>> Start Records for the task

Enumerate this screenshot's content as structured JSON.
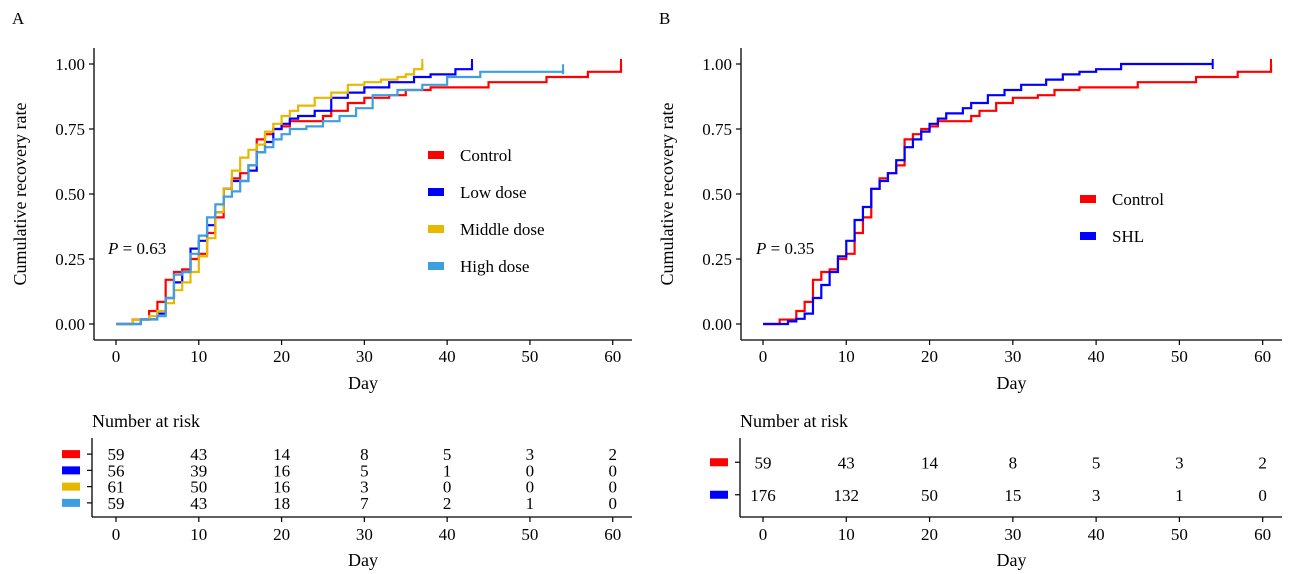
{
  "chart_data": [
    {
      "type": "line",
      "panel_label": "A",
      "xlabel": "Day",
      "ylabel": "Cumulative recovery rate",
      "xlim": [
        0,
        61
      ],
      "ylim": [
        0,
        1
      ],
      "x_ticks": [
        0,
        10,
        20,
        30,
        40,
        50,
        60
      ],
      "y_ticks": [
        "0.00",
        "0.25",
        "0.50",
        "0.75",
        "1.00"
      ],
      "grid": false,
      "step": true,
      "p_label": "P",
      "p_value": " = 0.63",
      "legend_position": "right-center",
      "series": [
        {
          "name": "Control",
          "color": "#ff0000",
          "x": [
            0,
            2,
            4,
            5,
            6,
            7,
            8,
            9,
            10,
            11,
            12,
            13,
            14,
            15,
            16,
            17,
            18,
            19,
            20,
            21,
            23,
            25,
            26,
            28,
            30,
            33,
            35,
            38,
            42,
            45,
            52,
            57,
            61
          ],
          "y": [
            0,
            0.017,
            0.05,
            0.085,
            0.17,
            0.2,
            0.21,
            0.25,
            0.27,
            0.35,
            0.41,
            0.52,
            0.56,
            0.58,
            0.61,
            0.71,
            0.73,
            0.75,
            0.76,
            0.78,
            0.78,
            0.8,
            0.82,
            0.85,
            0.87,
            0.88,
            0.9,
            0.91,
            0.91,
            0.93,
            0.95,
            0.97,
            1.0
          ]
        },
        {
          "name": "Low dose",
          "color": "#0000ff",
          "x": [
            0,
            3,
            5,
            6,
            7,
            8,
            9,
            10,
            11,
            12,
            13,
            14,
            15,
            16,
            17,
            18,
            19,
            20,
            21,
            22,
            24,
            26,
            28,
            30,
            33,
            36,
            38,
            41,
            43
          ],
          "y": [
            0,
            0.018,
            0.04,
            0.1,
            0.16,
            0.2,
            0.29,
            0.32,
            0.38,
            0.43,
            0.52,
            0.55,
            0.55,
            0.59,
            0.66,
            0.7,
            0.75,
            0.77,
            0.79,
            0.8,
            0.82,
            0.87,
            0.89,
            0.91,
            0.93,
            0.95,
            0.96,
            0.98,
            1.0
          ]
        },
        {
          "name": "Middle dose",
          "color": "#e6b800",
          "x": [
            0,
            2,
            4,
            5,
            6,
            7,
            8,
            9,
            10,
            11,
            12,
            13,
            14,
            15,
            16,
            17,
            18,
            19,
            20,
            21,
            22,
            24,
            26,
            28,
            30,
            32,
            34,
            35,
            36,
            37
          ],
          "y": [
            0,
            0.016,
            0.03,
            0.05,
            0.08,
            0.13,
            0.16,
            0.2,
            0.26,
            0.33,
            0.43,
            0.52,
            0.59,
            0.64,
            0.67,
            0.69,
            0.74,
            0.77,
            0.8,
            0.82,
            0.84,
            0.87,
            0.89,
            0.92,
            0.93,
            0.94,
            0.95,
            0.96,
            0.98,
            1.0
          ]
        },
        {
          "name": "High dose",
          "color": "#3d9fe0",
          "x": [
            0,
            3,
            5,
            6,
            7,
            8,
            9,
            10,
            11,
            12,
            13,
            14,
            15,
            16,
            17,
            18,
            19,
            20,
            21,
            23,
            25,
            27,
            29,
            31,
            34,
            37,
            40,
            44,
            54
          ],
          "y": [
            0,
            0.017,
            0.03,
            0.1,
            0.19,
            0.2,
            0.27,
            0.34,
            0.41,
            0.46,
            0.49,
            0.51,
            0.55,
            0.61,
            0.66,
            0.68,
            0.71,
            0.73,
            0.75,
            0.76,
            0.78,
            0.8,
            0.83,
            0.88,
            0.9,
            0.92,
            0.95,
            0.97,
            0.98
          ]
        }
      ]
    },
    {
      "type": "line",
      "panel_label": "B",
      "xlabel": "Day",
      "ylabel": "Cumulative recovery rate",
      "xlim": [
        0,
        61
      ],
      "ylim": [
        0,
        1
      ],
      "x_ticks": [
        0,
        10,
        20,
        30,
        40,
        50,
        60
      ],
      "y_ticks": [
        "0.00",
        "0.25",
        "0.50",
        "0.75",
        "1.00"
      ],
      "grid": false,
      "step": true,
      "p_label": "P",
      "p_value": " = 0.35",
      "legend_position": "right-center",
      "series": [
        {
          "name": "Control",
          "color": "#ff0000",
          "x": [
            0,
            2,
            4,
            5,
            6,
            7,
            8,
            9,
            10,
            11,
            12,
            13,
            14,
            15,
            16,
            17,
            18,
            19,
            20,
            21,
            23,
            25,
            26,
            28,
            30,
            33,
            35,
            38,
            42,
            45,
            52,
            57,
            61
          ],
          "y": [
            0,
            0.017,
            0.05,
            0.085,
            0.17,
            0.2,
            0.21,
            0.25,
            0.27,
            0.35,
            0.41,
            0.52,
            0.56,
            0.58,
            0.61,
            0.71,
            0.73,
            0.75,
            0.76,
            0.78,
            0.78,
            0.8,
            0.82,
            0.85,
            0.87,
            0.88,
            0.9,
            0.91,
            0.91,
            0.93,
            0.95,
            0.97,
            1.0
          ]
        },
        {
          "name": "SHL",
          "color": "#0000ff",
          "x": [
            0,
            3,
            4,
            5,
            6,
            7,
            8,
            9,
            10,
            11,
            12,
            13,
            14,
            15,
            16,
            17,
            18,
            19,
            20,
            21,
            22,
            24,
            25,
            27,
            29,
            31,
            34,
            36,
            38,
            40,
            43,
            54
          ],
          "y": [
            0,
            0.01,
            0.02,
            0.04,
            0.1,
            0.15,
            0.2,
            0.26,
            0.32,
            0.4,
            0.45,
            0.52,
            0.55,
            0.58,
            0.63,
            0.68,
            0.71,
            0.74,
            0.77,
            0.79,
            0.81,
            0.83,
            0.85,
            0.88,
            0.9,
            0.92,
            0.94,
            0.96,
            0.97,
            0.98,
            1.0,
            1.0
          ]
        }
      ]
    }
  ],
  "risk_tables": [
    {
      "title": "Number at risk",
      "xlabel": "Day",
      "x_ticks": [
        0,
        10,
        20,
        30,
        40,
        50,
        60
      ],
      "rows": [
        {
          "color": "#ff0000",
          "values": [
            59,
            43,
            14,
            8,
            5,
            3,
            2
          ]
        },
        {
          "color": "#0000ff",
          "values": [
            56,
            39,
            16,
            5,
            1,
            0,
            0
          ]
        },
        {
          "color": "#e6b800",
          "values": [
            61,
            50,
            16,
            3,
            0,
            0,
            0
          ]
        },
        {
          "color": "#3d9fe0",
          "values": [
            59,
            43,
            18,
            7,
            2,
            1,
            0
          ]
        }
      ]
    },
    {
      "title": "Number at risk",
      "xlabel": "Day",
      "x_ticks": [
        0,
        10,
        20,
        30,
        40,
        50,
        60
      ],
      "rows": [
        {
          "color": "#ff0000",
          "values": [
            59,
            43,
            14,
            8,
            5,
            3,
            2
          ]
        },
        {
          "color": "#0000ff",
          "values": [
            176,
            132,
            50,
            15,
            3,
            1,
            0
          ]
        }
      ]
    }
  ]
}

>> End Records for the task

[Exercise prompt] Leave the pictures out and reproduce each record exactly as written.

[Task solution]
Enumerate this screenshot's content as structured JSON.
{
  "chart_data": [
    {
      "type": "line",
      "panel_label": "A",
      "xlabel": "Day",
      "ylabel": "Cumulative recovery rate",
      "xlim": [
        0,
        61
      ],
      "ylim": [
        0,
        1
      ],
      "x_ticks": [
        0,
        10,
        20,
        30,
        40,
        50,
        60
      ],
      "y_ticks": [
        "0.00",
        "0.25",
        "0.50",
        "0.75",
        "1.00"
      ],
      "grid": false,
      "step": true,
      "p_label": "P",
      "p_value": " = 0.63",
      "legend_position": "right-center",
      "series": [
        {
          "name": "Control",
          "color": "#ff0000",
          "x": [
            0,
            2,
            4,
            5,
            6,
            7,
            8,
            9,
            10,
            11,
            12,
            13,
            14,
            15,
            16,
            17,
            18,
            19,
            20,
            21,
            23,
            25,
            26,
            28,
            30,
            33,
            35,
            38,
            42,
            45,
            52,
            57,
            61
          ],
          "y": [
            0,
            0.017,
            0.05,
            0.085,
            0.17,
            0.2,
            0.21,
            0.25,
            0.27,
            0.35,
            0.41,
            0.52,
            0.56,
            0.58,
            0.61,
            0.71,
            0.73,
            0.75,
            0.76,
            0.78,
            0.78,
            0.8,
            0.82,
            0.85,
            0.87,
            0.88,
            0.9,
            0.91,
            0.91,
            0.93,
            0.95,
            0.97,
            1.0
          ]
        },
        {
          "name": "Low dose",
          "color": "#0000ff",
          "x": [
            0,
            3,
            5,
            6,
            7,
            8,
            9,
            10,
            11,
            12,
            13,
            14,
            15,
            16,
            17,
            18,
            19,
            20,
            21,
            22,
            24,
            26,
            28,
            30,
            33,
            36,
            38,
            41,
            43
          ],
          "y": [
            0,
            0.018,
            0.04,
            0.1,
            0.16,
            0.2,
            0.29,
            0.32,
            0.38,
            0.43,
            0.52,
            0.55,
            0.55,
            0.59,
            0.66,
            0.7,
            0.75,
            0.77,
            0.79,
            0.8,
            0.82,
            0.87,
            0.89,
            0.91,
            0.93,
            0.95,
            0.96,
            0.98,
            1.0
          ]
        },
        {
          "name": "Middle dose",
          "color": "#e6b800",
          "x": [
            0,
            2,
            4,
            5,
            6,
            7,
            8,
            9,
            10,
            11,
            12,
            13,
            14,
            15,
            16,
            17,
            18,
            19,
            20,
            21,
            22,
            24,
            26,
            28,
            30,
            32,
            34,
            35,
            36,
            37
          ],
          "y": [
            0,
            0.016,
            0.03,
            0.05,
            0.08,
            0.13,
            0.16,
            0.2,
            0.26,
            0.33,
            0.43,
            0.52,
            0.59,
            0.64,
            0.67,
            0.69,
            0.74,
            0.77,
            0.8,
            0.82,
            0.84,
            0.87,
            0.89,
            0.92,
            0.93,
            0.94,
            0.95,
            0.96,
            0.98,
            1.0
          ]
        },
        {
          "name": "High dose",
          "color": "#3d9fe0",
          "x": [
            0,
            3,
            5,
            6,
            7,
            8,
            9,
            10,
            11,
            12,
            13,
            14,
            15,
            16,
            17,
            18,
            19,
            20,
            21,
            23,
            25,
            27,
            29,
            31,
            34,
            37,
            40,
            44,
            54
          ],
          "y": [
            0,
            0.017,
            0.03,
            0.1,
            0.19,
            0.2,
            0.27,
            0.34,
            0.41,
            0.46,
            0.49,
            0.51,
            0.55,
            0.61,
            0.66,
            0.68,
            0.71,
            0.73,
            0.75,
            0.76,
            0.78,
            0.8,
            0.83,
            0.88,
            0.9,
            0.92,
            0.95,
            0.97,
            0.98
          ]
        }
      ]
    },
    {
      "type": "line",
      "panel_label": "B",
      "xlabel": "Day",
      "ylabel": "Cumulative recovery rate",
      "xlim": [
        0,
        61
      ],
      "ylim": [
        0,
        1
      ],
      "x_ticks": [
        0,
        10,
        20,
        30,
        40,
        50,
        60
      ],
      "y_ticks": [
        "0.00",
        "0.25",
        "0.50",
        "0.75",
        "1.00"
      ],
      "grid": false,
      "step": true,
      "p_label": "P",
      "p_value": " = 0.35",
      "legend_position": "right-center",
      "series": [
        {
          "name": "Control",
          "color": "#ff0000",
          "x": [
            0,
            2,
            4,
            5,
            6,
            7,
            8,
            9,
            10,
            11,
            12,
            13,
            14,
            15,
            16,
            17,
            18,
            19,
            20,
            21,
            23,
            25,
            26,
            28,
            30,
            33,
            35,
            38,
            42,
            45,
            52,
            57,
            61
          ],
          "y": [
            0,
            0.017,
            0.05,
            0.085,
            0.17,
            0.2,
            0.21,
            0.25,
            0.27,
            0.35,
            0.41,
            0.52,
            0.56,
            0.58,
            0.61,
            0.71,
            0.73,
            0.75,
            0.76,
            0.78,
            0.78,
            0.8,
            0.82,
            0.85,
            0.87,
            0.88,
            0.9,
            0.91,
            0.91,
            0.93,
            0.95,
            0.97,
            1.0
          ]
        },
        {
          "name": "SHL",
          "color": "#0000ff",
          "x": [
            0,
            3,
            4,
            5,
            6,
            7,
            8,
            9,
            10,
            11,
            12,
            13,
            14,
            15,
            16,
            17,
            18,
            19,
            20,
            21,
            22,
            24,
            25,
            27,
            29,
            31,
            34,
            36,
            38,
            40,
            43,
            54
          ],
          "y": [
            0,
            0.01,
            0.02,
            0.04,
            0.1,
            0.15,
            0.2,
            0.26,
            0.32,
            0.4,
            0.45,
            0.52,
            0.55,
            0.58,
            0.63,
            0.68,
            0.71,
            0.74,
            0.77,
            0.79,
            0.81,
            0.83,
            0.85,
            0.88,
            0.9,
            0.92,
            0.94,
            0.96,
            0.97,
            0.98,
            1.0,
            1.0
          ]
        }
      ]
    }
  ],
  "risk_tables": [
    {
      "title": "Number at risk",
      "xlabel": "Day",
      "x_ticks": [
        0,
        10,
        20,
        30,
        40,
        50,
        60
      ],
      "rows": [
        {
          "color": "#ff0000",
          "values": [
            59,
            43,
            14,
            8,
            5,
            3,
            2
          ]
        },
        {
          "color": "#0000ff",
          "values": [
            56,
            39,
            16,
            5,
            1,
            0,
            0
          ]
        },
        {
          "color": "#e6b800",
          "values": [
            61,
            50,
            16,
            3,
            0,
            0,
            0
          ]
        },
        {
          "color": "#3d9fe0",
          "values": [
            59,
            43,
            18,
            7,
            2,
            1,
            0
          ]
        }
      ]
    },
    {
      "title": "Number at risk",
      "xlabel": "Day",
      "x_ticks": [
        0,
        10,
        20,
        30,
        40,
        50,
        60
      ],
      "rows": [
        {
          "color": "#ff0000",
          "values": [
            59,
            43,
            14,
            8,
            5,
            3,
            2
          ]
        },
        {
          "color": "#0000ff",
          "values": [
            176,
            132,
            50,
            15,
            3,
            1,
            0
          ]
        }
      ]
    }
  ]
}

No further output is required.